=== Extrait choisi ===

Luq envoyé spécial
Farhan a changé d'avis. Vieil adolescent trop tôt barbichu, le jeune homme s'est d'abord présenté comme un ancien membre de l'organisation islamiste somalienne Al-Ittihad al-islamiya (l'Union islamique), mais à présent il ne veut plus en parler. Il a peur. Un peu des Américains, qui considèrent aujourd'hui Al-Ittihad comme un groupe terroriste lié à Al-Qaeda et la Somalie comme une cible potentielle. Il a peur, surtout, des miliciens du Somali National Front, qui administrent aujourd'hui la petite ville de Luq, dans le sud-ouest de la Somalie, après en avoir chassé les islamistes. Alors Farhan raconte sa vie qui, comme celle de tous les Somaliens, bascule en 1991, au début d'une guerre civile qui dure encore aujourd'hui. Pour lui, c'est d'abord la fuite de la capitale, Mogadiscio, et surtout la fin de son rêve d'étudier à l'université.

===

*Exercice A*
Recopiez sans rien changer les lignes des enregistrements ci-dessous, de la toute première jusqu'à la ligne contenant « zx-legend-marker-fem-software <box>102 88 », celle-ci comprise.

=== Données fournies ===

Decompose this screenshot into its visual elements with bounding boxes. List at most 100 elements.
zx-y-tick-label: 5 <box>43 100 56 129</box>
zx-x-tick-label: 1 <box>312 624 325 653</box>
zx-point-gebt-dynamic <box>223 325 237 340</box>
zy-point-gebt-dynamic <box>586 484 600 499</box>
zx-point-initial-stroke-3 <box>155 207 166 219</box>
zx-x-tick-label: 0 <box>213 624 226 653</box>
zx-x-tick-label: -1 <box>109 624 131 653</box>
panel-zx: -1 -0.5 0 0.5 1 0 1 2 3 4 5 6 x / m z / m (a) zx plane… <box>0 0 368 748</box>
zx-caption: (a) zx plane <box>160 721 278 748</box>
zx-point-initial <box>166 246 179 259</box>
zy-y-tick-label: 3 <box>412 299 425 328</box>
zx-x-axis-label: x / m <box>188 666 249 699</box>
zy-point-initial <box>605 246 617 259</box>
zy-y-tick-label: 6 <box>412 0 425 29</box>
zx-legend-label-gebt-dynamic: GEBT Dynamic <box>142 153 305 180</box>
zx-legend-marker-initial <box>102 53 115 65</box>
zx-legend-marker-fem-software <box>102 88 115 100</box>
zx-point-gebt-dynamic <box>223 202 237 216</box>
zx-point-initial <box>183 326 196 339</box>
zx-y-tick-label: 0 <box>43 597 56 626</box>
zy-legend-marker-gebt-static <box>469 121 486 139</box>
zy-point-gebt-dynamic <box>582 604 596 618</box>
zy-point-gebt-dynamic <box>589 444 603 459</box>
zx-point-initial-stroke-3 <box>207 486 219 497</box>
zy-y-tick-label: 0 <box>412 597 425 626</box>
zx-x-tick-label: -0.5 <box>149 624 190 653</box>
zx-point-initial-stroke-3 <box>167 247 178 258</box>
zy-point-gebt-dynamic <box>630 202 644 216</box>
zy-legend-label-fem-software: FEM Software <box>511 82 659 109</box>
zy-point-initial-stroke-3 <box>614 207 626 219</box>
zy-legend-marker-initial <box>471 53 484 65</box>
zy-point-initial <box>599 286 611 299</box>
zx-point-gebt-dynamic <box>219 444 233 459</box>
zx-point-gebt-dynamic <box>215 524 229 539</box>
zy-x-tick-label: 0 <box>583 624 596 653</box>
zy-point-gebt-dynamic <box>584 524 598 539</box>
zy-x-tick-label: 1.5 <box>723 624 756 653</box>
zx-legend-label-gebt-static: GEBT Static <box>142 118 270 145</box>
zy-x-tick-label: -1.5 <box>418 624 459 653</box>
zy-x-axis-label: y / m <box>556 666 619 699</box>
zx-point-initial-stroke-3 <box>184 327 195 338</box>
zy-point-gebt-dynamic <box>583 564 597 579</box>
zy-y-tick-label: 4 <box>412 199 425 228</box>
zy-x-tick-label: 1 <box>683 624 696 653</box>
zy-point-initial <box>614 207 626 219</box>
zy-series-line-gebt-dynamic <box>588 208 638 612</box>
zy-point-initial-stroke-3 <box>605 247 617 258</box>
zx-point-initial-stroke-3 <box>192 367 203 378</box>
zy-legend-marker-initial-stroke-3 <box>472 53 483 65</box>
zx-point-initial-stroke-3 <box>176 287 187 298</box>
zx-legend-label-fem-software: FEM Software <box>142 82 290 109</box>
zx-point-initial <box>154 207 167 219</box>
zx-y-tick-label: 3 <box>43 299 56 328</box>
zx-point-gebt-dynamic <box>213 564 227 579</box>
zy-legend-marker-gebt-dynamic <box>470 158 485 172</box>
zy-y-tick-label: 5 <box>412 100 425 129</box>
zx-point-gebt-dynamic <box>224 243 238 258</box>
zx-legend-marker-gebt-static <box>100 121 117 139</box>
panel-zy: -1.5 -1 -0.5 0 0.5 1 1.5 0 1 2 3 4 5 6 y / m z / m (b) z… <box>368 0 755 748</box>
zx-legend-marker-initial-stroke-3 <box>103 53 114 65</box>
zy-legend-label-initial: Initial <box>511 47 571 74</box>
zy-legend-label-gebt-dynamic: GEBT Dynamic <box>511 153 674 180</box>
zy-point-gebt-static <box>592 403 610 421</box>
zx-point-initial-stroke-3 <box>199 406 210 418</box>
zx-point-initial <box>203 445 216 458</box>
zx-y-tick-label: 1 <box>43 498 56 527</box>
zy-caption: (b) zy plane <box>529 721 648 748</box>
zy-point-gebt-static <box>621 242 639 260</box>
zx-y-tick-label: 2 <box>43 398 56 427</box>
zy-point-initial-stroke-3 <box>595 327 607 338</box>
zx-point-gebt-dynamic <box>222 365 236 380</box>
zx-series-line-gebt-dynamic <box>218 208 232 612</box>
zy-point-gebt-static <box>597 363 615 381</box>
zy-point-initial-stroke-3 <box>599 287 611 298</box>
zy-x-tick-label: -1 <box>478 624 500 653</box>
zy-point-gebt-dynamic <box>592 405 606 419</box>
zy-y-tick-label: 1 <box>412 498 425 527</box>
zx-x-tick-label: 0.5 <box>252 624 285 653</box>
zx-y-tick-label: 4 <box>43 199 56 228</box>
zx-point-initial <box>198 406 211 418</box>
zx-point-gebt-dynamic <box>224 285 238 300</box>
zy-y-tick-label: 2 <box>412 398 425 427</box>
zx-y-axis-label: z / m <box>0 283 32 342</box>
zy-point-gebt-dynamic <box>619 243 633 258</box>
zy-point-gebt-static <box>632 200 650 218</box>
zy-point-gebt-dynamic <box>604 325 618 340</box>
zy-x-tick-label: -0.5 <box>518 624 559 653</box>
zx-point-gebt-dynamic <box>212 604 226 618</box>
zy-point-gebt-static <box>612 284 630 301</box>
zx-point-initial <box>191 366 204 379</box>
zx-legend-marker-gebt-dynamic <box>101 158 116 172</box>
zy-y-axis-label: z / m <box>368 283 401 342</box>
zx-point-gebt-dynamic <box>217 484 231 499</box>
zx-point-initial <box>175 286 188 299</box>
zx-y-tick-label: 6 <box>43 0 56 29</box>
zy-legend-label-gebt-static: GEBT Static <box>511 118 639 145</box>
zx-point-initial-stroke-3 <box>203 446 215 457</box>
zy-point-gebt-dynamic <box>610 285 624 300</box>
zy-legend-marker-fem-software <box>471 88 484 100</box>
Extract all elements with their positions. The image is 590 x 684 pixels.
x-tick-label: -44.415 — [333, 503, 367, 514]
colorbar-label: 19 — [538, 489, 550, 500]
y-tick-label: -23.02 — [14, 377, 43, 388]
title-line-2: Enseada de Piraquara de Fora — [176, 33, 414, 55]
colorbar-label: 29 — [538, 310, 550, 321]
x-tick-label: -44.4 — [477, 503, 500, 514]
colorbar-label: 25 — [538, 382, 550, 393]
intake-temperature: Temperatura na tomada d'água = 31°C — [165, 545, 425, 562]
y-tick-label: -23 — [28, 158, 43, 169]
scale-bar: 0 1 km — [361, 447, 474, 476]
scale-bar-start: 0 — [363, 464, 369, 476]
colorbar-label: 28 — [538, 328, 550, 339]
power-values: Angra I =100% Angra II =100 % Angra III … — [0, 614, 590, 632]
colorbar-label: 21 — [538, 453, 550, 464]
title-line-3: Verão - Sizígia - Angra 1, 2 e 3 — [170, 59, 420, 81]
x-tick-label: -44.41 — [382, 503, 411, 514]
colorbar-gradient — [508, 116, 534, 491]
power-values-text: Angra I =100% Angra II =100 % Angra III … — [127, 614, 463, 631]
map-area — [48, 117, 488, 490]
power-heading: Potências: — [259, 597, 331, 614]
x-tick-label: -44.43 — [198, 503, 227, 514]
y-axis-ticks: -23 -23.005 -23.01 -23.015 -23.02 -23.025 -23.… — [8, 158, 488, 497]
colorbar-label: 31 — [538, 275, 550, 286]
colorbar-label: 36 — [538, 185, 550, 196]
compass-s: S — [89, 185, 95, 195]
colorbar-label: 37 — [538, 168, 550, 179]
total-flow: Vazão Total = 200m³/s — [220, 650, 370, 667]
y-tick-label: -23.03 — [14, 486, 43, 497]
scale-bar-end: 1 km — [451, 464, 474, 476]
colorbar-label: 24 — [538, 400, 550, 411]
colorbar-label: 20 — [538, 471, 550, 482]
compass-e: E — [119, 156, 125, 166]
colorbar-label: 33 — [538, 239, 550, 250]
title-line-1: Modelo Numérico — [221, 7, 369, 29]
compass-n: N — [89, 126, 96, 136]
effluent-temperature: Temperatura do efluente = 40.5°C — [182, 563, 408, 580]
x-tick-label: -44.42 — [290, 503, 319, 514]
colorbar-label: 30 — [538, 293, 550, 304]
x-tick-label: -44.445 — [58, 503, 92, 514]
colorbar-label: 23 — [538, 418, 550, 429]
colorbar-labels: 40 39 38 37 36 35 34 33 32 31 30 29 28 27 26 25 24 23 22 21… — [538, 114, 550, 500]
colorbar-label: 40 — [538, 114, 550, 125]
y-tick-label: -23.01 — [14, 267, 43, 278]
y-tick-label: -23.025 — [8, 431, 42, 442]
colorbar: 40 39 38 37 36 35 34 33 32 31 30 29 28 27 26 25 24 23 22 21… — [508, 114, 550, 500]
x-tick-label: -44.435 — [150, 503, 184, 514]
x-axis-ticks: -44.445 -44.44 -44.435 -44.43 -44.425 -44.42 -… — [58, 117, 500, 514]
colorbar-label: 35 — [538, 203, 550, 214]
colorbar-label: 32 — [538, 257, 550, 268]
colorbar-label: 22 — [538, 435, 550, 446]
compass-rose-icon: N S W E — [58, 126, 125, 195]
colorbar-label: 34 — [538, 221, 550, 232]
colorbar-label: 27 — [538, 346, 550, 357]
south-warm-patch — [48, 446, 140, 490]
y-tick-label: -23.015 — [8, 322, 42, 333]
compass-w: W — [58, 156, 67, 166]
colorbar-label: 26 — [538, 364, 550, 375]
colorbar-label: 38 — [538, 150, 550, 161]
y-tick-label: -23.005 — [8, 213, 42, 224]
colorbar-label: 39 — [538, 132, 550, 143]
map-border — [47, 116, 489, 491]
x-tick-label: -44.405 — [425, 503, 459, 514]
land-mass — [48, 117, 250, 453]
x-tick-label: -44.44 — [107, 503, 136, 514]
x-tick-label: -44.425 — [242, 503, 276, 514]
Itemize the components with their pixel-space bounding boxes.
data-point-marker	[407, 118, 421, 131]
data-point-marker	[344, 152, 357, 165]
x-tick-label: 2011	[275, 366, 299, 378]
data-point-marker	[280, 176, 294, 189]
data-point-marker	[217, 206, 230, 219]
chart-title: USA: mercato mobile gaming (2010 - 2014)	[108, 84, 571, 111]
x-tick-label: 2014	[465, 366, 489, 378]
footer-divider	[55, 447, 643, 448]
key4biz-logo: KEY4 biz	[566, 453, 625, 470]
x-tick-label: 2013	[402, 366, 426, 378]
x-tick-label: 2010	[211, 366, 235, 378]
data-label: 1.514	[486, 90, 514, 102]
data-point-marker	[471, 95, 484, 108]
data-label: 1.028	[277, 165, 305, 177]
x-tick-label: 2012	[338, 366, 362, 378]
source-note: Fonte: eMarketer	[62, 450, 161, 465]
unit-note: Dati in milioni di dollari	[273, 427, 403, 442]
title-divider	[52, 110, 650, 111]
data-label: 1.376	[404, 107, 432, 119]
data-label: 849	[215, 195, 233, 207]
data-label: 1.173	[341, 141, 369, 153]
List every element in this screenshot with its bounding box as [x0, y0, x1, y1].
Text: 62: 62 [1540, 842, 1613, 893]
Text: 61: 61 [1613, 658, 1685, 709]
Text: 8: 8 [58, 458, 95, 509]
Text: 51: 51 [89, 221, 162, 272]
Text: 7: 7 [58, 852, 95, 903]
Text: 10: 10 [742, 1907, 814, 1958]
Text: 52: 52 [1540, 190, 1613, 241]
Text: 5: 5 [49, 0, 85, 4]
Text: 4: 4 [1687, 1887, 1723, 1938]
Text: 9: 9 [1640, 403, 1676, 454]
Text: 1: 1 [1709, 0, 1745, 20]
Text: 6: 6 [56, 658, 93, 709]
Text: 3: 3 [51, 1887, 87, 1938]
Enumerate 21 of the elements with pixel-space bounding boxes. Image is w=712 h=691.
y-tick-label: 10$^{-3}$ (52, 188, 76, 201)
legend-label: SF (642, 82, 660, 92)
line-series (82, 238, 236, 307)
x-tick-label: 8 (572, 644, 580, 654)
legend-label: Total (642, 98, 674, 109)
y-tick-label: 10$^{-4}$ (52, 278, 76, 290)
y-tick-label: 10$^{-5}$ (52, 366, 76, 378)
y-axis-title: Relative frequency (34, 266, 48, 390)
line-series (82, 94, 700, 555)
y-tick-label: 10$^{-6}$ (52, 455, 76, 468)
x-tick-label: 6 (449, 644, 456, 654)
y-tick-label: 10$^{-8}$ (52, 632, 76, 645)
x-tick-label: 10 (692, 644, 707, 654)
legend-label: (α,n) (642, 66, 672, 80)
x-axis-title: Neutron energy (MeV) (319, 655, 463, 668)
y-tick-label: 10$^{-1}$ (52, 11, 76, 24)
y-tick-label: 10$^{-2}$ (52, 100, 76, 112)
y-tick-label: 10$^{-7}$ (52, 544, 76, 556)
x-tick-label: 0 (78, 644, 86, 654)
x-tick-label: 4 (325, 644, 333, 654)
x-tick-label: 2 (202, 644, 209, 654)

===

*Exercice B*
Résumez en deux phrases le texte ci-dessus consacré à Farhan.

*Réponse complète A*
Decompose this screenshot into its visual elements with bounding boxes. List at most 100 elements.
zx-y-tick-label: 5 <box>43 100 56 129</box>
zx-x-tick-label: 1 <box>312 624 325 653</box>
zx-point-gebt-dynamic <box>223 325 237 340</box>
zy-point-gebt-dynamic <box>586 484 600 499</box>
zx-point-initial-stroke-3 <box>155 207 166 219</box>
zx-x-tick-label: 0 <box>213 624 226 653</box>
zx-x-tick-label: -1 <box>109 624 131 653</box>
panel-zx: -1 -0.5 0 0.5 1 0 1 2 3 4 5 6 x / m z / m (a) zx plane… <box>0 0 368 748</box>
zx-caption: (a) zx plane <box>160 721 278 748</box>
zx-point-initial <box>166 246 179 259</box>
zy-y-tick-label: 3 <box>412 299 425 328</box>
zx-x-axis-label: x / m <box>188 666 249 699</box>
zy-point-initial <box>605 246 617 259</box>
zy-y-tick-label: 6 <box>412 0 425 29</box>
zx-legend-label-gebt-dynamic: GEBT Dynamic <box>142 153 305 180</box>
zx-legend-marker-initial <box>102 53 115 65</box>
zx-legend-marker-fem-software <box>102 88 115 100</box>

*Réponse complète B*
Farhan, qui s'était d'abord présenté comme un ancien membre de l'organisation islamiste somalienne Al-Ittihad al-islamiya, ne veut plus en parler, car il a peur des Américains et surtout des miliciens du Somali National Front qui administrent Luq. Il raconte plutôt sa vie, qui a basculé en 1991 au début de la guerre civile, avec la fuite de Mogadiscio et la fin de son rêve d'étudier à l'université.